#### WHAT IS BEING ASKED:
Reproduce all records verbatim.

#### RECORDS FOR PROCESSING:
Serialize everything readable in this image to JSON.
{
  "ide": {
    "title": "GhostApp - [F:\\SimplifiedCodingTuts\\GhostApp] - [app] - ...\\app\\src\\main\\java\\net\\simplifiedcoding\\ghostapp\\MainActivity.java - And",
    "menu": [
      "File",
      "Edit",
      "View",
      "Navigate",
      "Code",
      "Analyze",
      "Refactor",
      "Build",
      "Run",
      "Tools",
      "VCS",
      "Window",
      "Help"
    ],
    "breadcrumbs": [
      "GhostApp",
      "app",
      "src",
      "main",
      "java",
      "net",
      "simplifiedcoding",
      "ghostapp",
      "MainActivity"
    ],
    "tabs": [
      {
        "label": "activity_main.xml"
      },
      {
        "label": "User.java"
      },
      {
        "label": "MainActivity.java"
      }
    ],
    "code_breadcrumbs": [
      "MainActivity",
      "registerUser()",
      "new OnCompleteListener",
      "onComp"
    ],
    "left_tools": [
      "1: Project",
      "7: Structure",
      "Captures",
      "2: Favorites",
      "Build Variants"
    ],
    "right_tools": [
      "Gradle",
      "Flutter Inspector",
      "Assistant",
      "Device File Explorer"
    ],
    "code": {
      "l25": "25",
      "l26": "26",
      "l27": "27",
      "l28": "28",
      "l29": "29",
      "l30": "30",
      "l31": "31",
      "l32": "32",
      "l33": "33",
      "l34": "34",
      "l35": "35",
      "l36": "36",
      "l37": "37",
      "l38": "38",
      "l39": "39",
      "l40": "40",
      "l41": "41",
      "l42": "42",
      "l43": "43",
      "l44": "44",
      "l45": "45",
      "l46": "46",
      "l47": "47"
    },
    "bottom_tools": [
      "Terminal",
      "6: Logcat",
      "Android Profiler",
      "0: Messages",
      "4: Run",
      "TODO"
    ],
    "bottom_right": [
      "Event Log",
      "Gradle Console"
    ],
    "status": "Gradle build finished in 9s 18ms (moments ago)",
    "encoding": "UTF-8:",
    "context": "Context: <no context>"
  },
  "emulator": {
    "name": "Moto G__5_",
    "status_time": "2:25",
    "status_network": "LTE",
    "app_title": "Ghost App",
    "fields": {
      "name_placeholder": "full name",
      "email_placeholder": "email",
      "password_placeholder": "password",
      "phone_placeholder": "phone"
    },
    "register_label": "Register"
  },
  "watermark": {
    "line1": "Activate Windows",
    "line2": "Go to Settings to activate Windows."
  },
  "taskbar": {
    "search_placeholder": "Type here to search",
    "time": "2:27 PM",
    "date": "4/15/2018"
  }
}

#### IN RESPONSE:
Serialize everything readable in this image to JSON.
{
  "ide": {
    "title": "GhostApp - [F:\\SimplifiedCodingTuts\\GhostApp] - [app] - ...\\app\\src\\main\\java\\net\\simplifiedcoding\\ghostapp\\MainActivity.java - And",
    "menu": [
      "File",
      "Edit",
      "View",
      "Navigate",
      "Code",
      "Analyze",
      "Refactor",
      "Build",
      "Run",
      "Tools",
      "VCS",
      "Window",
      "Help"
    ],
    "breadcrumbs": [
      "GhostApp",
      "app",
      "src",
      "main",
      "java",
      "net",
      "simplifiedcoding",
      "ghostapp",
      "MainActivity"
    ],
    "tabs": [
      {
        "label": "activity_main.xml"
      },
      {
        "label": "User.java"
      },
      {
        "label": "MainActivity.java"
      }
    ],
    "code_breadcrumbs": [
      "MainActivity",
      "registerUser()",
      "new OnCompleteListener",
      "onComp"
    ],
    "left_tools": [
      "1: Project",
      "7: Structure",
      "Captures",
      "2: Favorites",
      "Build Variants"
    ],
    "right_tools": [
      "Gradle",
      "Flutter Inspector",
      "Assistant",
      "Device File Explorer"
    ],
    "code": {
      "l25": "25",
      "l26": "26",
      "l27": "27",
      "l28": "28",
      "l29": "29",
      "l30": "30",
      "l31": "31",
      "l32": "32",
      "l33": "33",
      "l34": "34",
      "l35": "35",
      "l36": "36",
      "l37": "37",
      "l38": "38",
      "l39": "39",
      "l40": "40",
      "l41": "41",
      "l42": "42",
      "l43": "43",
      "l44": "44",
      "l45": "45",
      "l46": "46",
      "l47": "47"
    },
    "bottom_tools": [
      "Terminal",
      "6: Logcat",
      "Android Profiler",
      "0: Messages",
      "4: Run",
      "TODO"
    ],
    "bottom_right": [
      "Event Log",
      "Gradle Console"
    ],
    "status": "Gradle build finished in 9s 18ms (moments ago)",
    "encoding": "UTF-8:",
    "context": "Context: <no context>"
  },
  "emulator": {
    "name": "Moto G__5_",
    "status_time": "2:25",
    "status_network": "LTE",
    "app_title": "Ghost App",
    "fields": {
      "name_placeholder": "full name",
      "email_placeholder": "email",
      "password_placeholder": "password",
      "phone_placeholder": "phone"
    },
    "register_label": "Register"
  },
  "watermark": {
    "line1": "Activate Windows",
    "line2": "Go to Settings to activate Windows."
  },
  "taskbar": {
    "search_placeholder": "Type here to search",
    "time": "2:27 PM",
    "date": "4/15/2018"
  }
}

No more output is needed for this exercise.